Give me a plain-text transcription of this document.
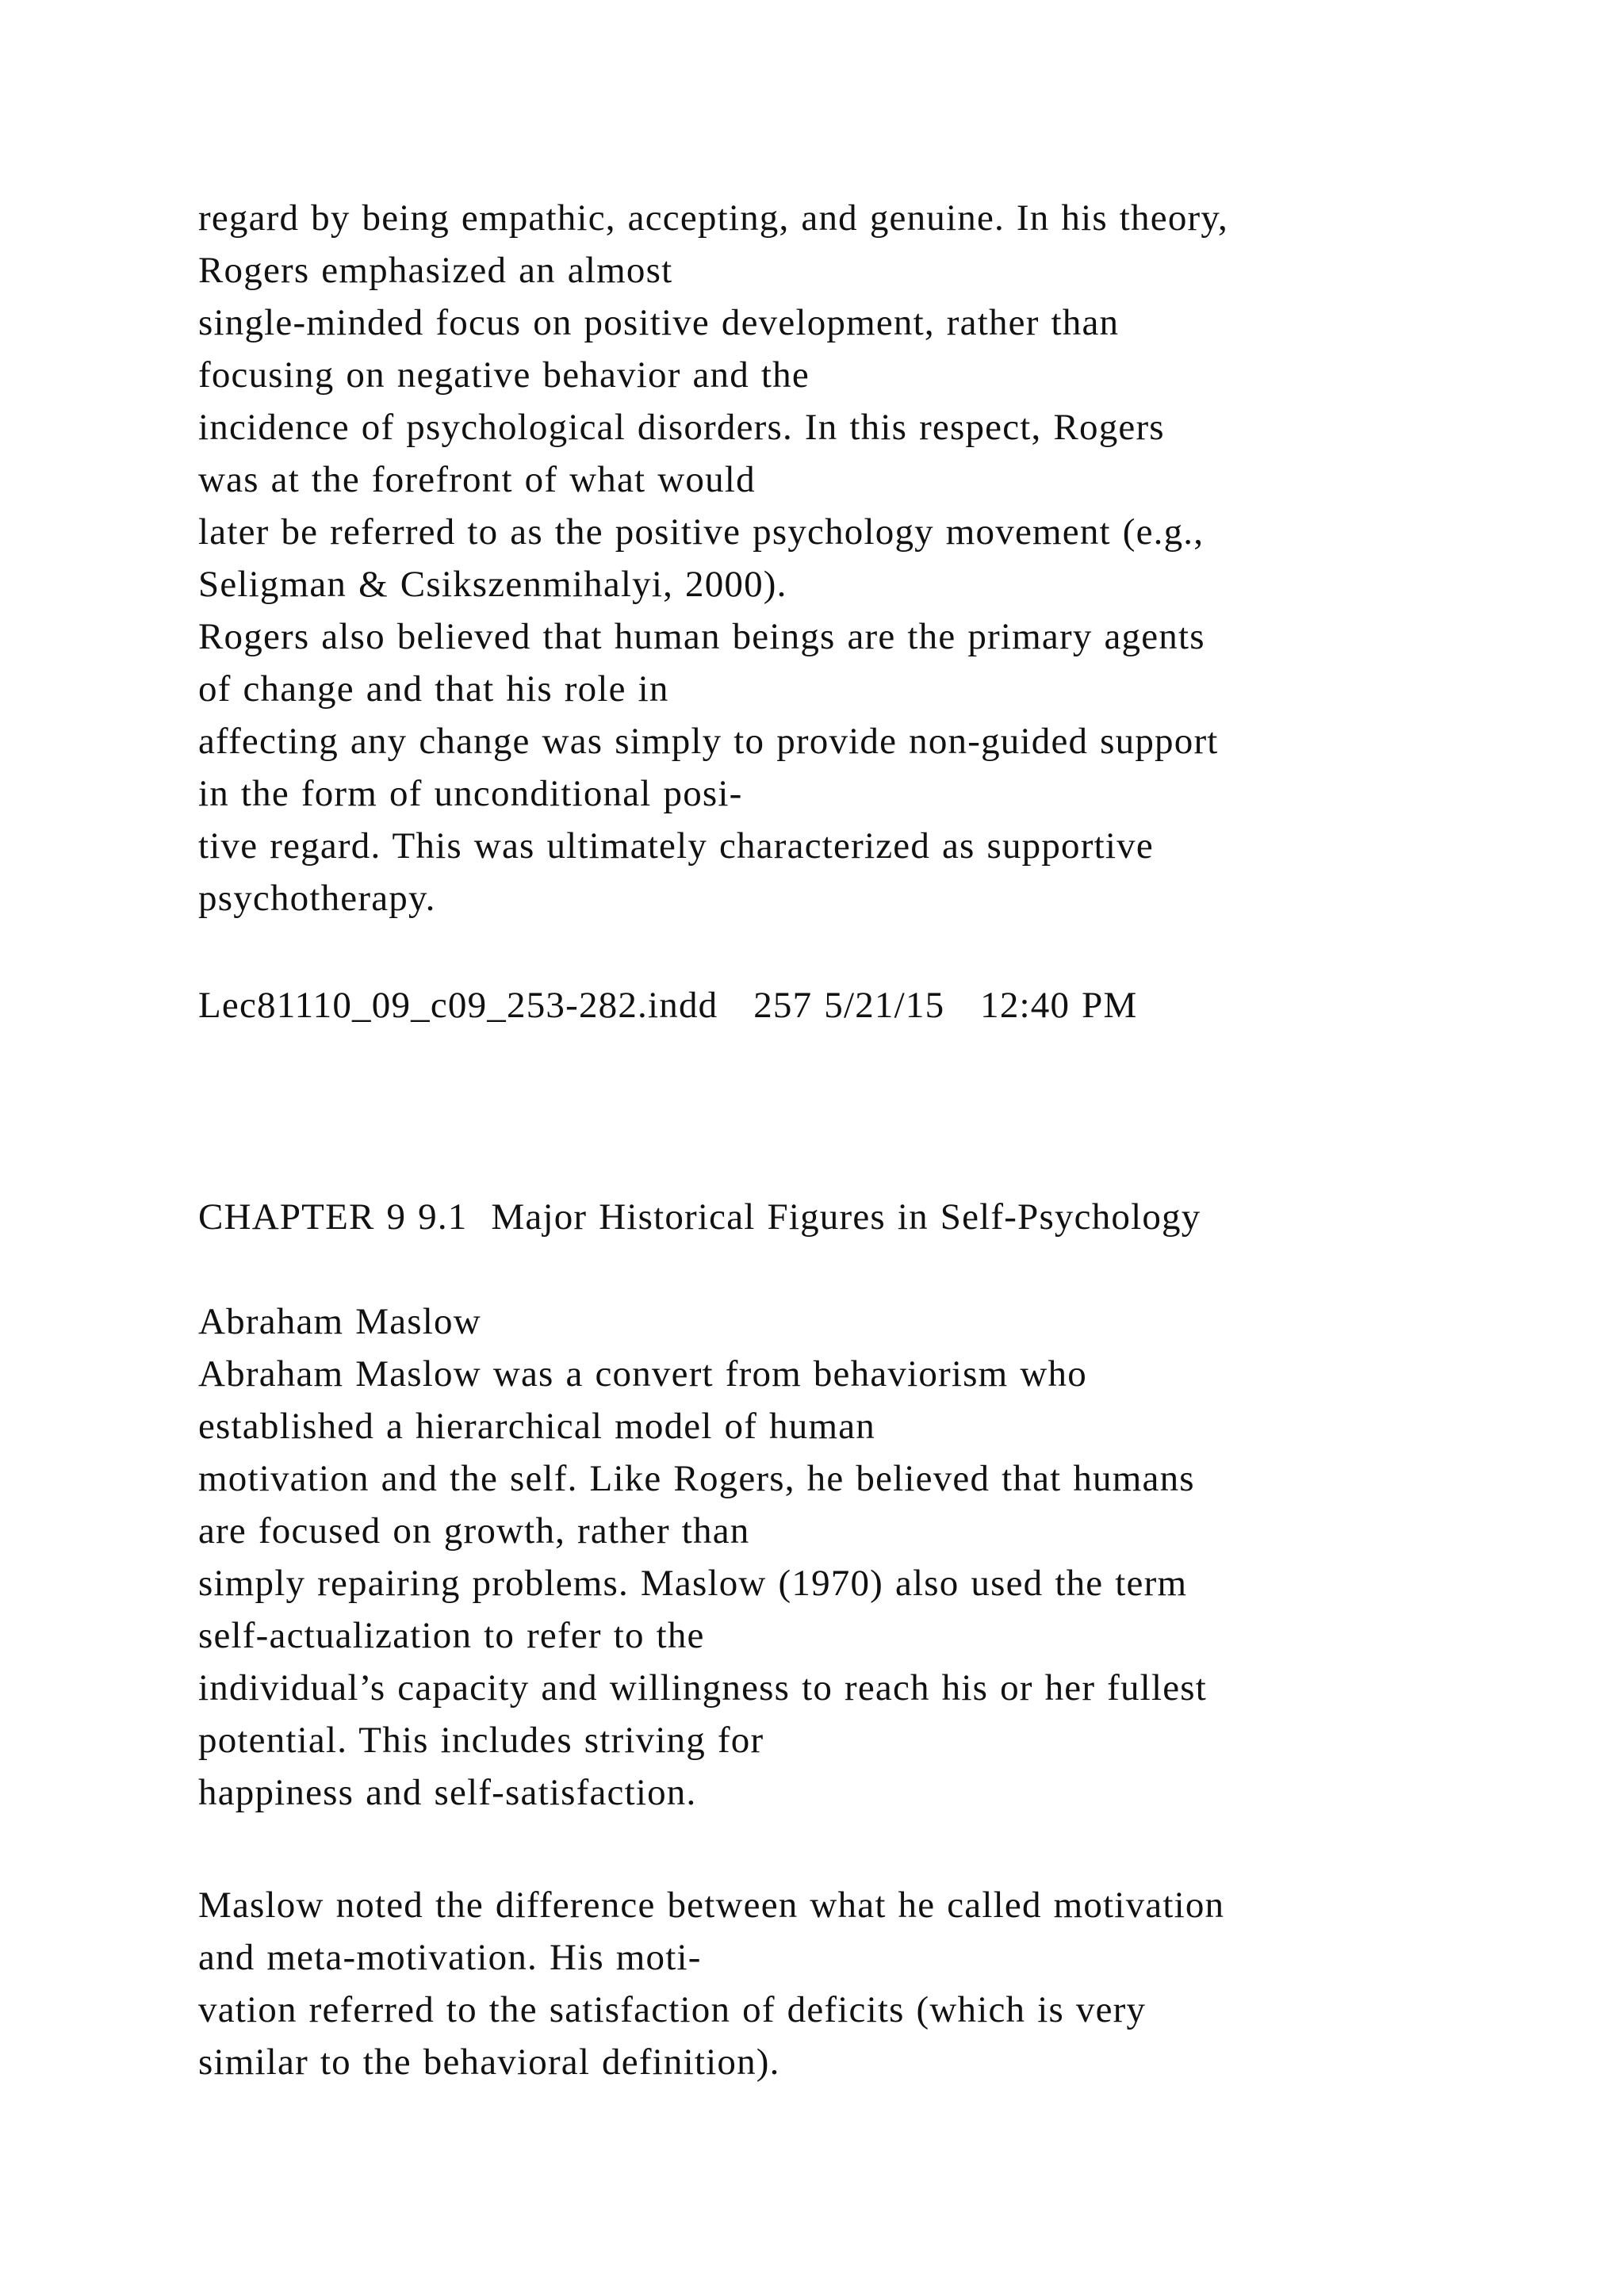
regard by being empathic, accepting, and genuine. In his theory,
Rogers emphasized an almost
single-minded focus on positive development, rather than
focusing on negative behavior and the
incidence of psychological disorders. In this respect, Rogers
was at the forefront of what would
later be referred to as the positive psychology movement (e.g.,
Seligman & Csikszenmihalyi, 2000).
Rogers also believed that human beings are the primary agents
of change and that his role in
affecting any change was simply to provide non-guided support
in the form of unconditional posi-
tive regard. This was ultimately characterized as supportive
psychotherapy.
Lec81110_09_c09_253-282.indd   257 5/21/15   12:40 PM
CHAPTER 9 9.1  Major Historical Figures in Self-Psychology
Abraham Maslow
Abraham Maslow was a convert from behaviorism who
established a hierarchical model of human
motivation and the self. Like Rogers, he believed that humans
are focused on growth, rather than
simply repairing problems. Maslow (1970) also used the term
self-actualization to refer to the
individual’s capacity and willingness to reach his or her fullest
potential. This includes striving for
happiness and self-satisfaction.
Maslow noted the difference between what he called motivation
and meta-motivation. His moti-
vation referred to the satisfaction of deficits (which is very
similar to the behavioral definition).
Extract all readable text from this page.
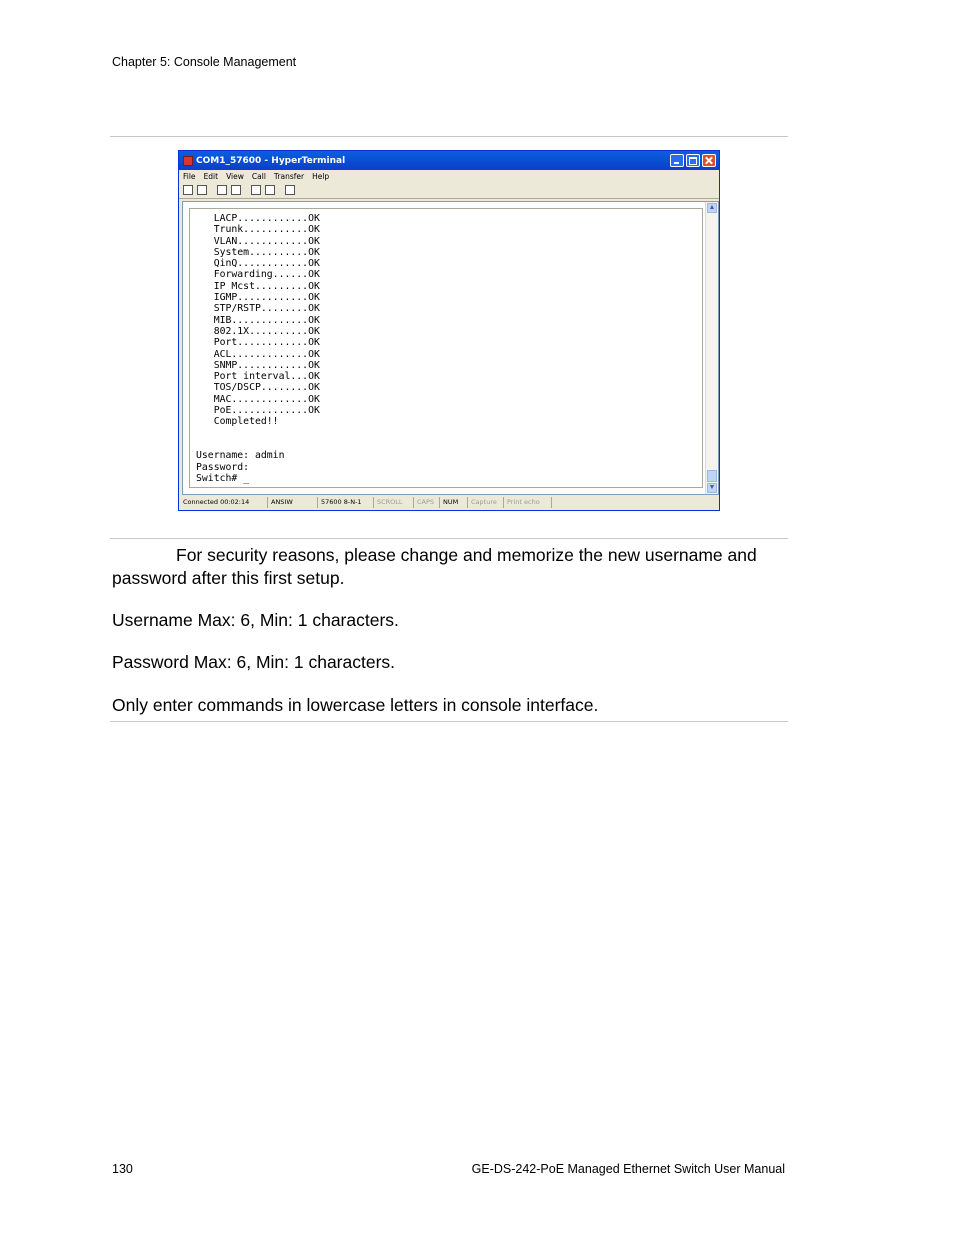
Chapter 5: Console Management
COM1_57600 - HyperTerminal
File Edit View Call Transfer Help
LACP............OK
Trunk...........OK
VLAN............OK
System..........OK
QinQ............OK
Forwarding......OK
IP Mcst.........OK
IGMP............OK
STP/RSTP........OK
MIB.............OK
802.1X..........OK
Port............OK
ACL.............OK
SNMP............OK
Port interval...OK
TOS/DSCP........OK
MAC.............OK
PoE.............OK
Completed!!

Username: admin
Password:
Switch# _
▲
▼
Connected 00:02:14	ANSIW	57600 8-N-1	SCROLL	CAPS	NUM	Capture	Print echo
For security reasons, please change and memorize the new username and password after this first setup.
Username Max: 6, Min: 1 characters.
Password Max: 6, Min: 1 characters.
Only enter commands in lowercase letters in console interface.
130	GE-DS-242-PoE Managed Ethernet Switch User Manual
--
> _DIRECTIVE_
Go through the listing above and pull out each line containing the word "Rogers".

> _CORRECT OUTPUT_
Rogers emphasized an almost
incidence of psychological disorders. In this respect, Rogers
Rogers also believed that human beings are the primary agents
motivation and the self. Like Rogers, he believed that humans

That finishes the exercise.